Lines of data

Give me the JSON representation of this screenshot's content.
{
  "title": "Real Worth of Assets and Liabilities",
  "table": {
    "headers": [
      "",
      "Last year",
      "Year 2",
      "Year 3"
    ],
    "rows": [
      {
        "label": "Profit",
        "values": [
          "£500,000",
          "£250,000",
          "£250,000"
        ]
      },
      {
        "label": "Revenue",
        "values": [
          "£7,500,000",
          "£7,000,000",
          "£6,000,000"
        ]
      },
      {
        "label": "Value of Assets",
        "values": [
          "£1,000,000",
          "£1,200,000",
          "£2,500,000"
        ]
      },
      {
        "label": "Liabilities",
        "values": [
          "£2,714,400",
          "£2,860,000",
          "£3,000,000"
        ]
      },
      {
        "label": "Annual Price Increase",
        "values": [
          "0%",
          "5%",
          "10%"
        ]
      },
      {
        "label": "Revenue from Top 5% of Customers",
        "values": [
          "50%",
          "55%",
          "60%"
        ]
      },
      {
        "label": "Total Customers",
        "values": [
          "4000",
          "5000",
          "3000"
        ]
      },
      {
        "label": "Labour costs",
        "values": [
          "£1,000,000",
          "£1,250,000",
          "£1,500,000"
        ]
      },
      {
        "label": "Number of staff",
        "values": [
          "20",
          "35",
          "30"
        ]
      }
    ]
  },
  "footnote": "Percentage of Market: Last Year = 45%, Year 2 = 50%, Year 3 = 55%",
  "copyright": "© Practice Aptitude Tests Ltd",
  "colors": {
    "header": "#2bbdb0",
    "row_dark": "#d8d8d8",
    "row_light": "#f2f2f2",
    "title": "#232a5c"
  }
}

__Instruction__
Reproduce the material above, every line of it, exactly.

__Worked solution__
Give me the JSON representation of this screenshot's content.
{
  "title": "Real Worth of Assets and Liabilities",
  "table": {
    "headers": [
      "",
      "Last year",
      "Year 2",
      "Year 3"
    ],
    "rows": [
      {
        "label": "Profit",
        "values": [
          "£500,000",
          "£250,000",
          "£250,000"
        ]
      },
      {
        "label": "Revenue",
        "values": [
          "£7,500,000",
          "£7,000,000",
          "£6,000,000"
        ]
      },
      {
        "label": "Value of Assets",
        "values": [
          "£1,000,000",
          "£1,200,000",
          "£2,500,000"
        ]
      },
      {
        "label": "Liabilities",
        "values": [
          "£2,714,400",
          "£2,860,000",
          "£3,000,000"
        ]
      },
      {
        "label": "Annual Price Increase",
        "values": [
          "0%",
          "5%",
          "10%"
        ]
      },
      {
        "label": "Revenue from Top 5% of Customers",
        "values": [
          "50%",
          "55%",
          "60%"
        ]
      },
      {
        "label": "Total Customers",
        "values": [
          "4000",
          "5000",
          "3000"
        ]
      },
      {
        "label": "Labour costs",
        "values": [
          "£1,000,000",
          "£1,250,000",
          "£1,500,000"
        ]
      },
      {
        "label": "Number of staff",
        "values": [
          "20",
          "35",
          "30"
        ]
      }
    ]
  },
  "footnote": "Percentage of Market: Last Year = 45%, Year 2 = 50%, Year 3 = 55%",
  "copyright": "© Practice Aptitude Tests Ltd",
  "colors": {
    "header": "#2bbdb0",
    "row_dark": "#d8d8d8",
    "row_light": "#f2f2f2",
    "title": "#232a5c"
  }
}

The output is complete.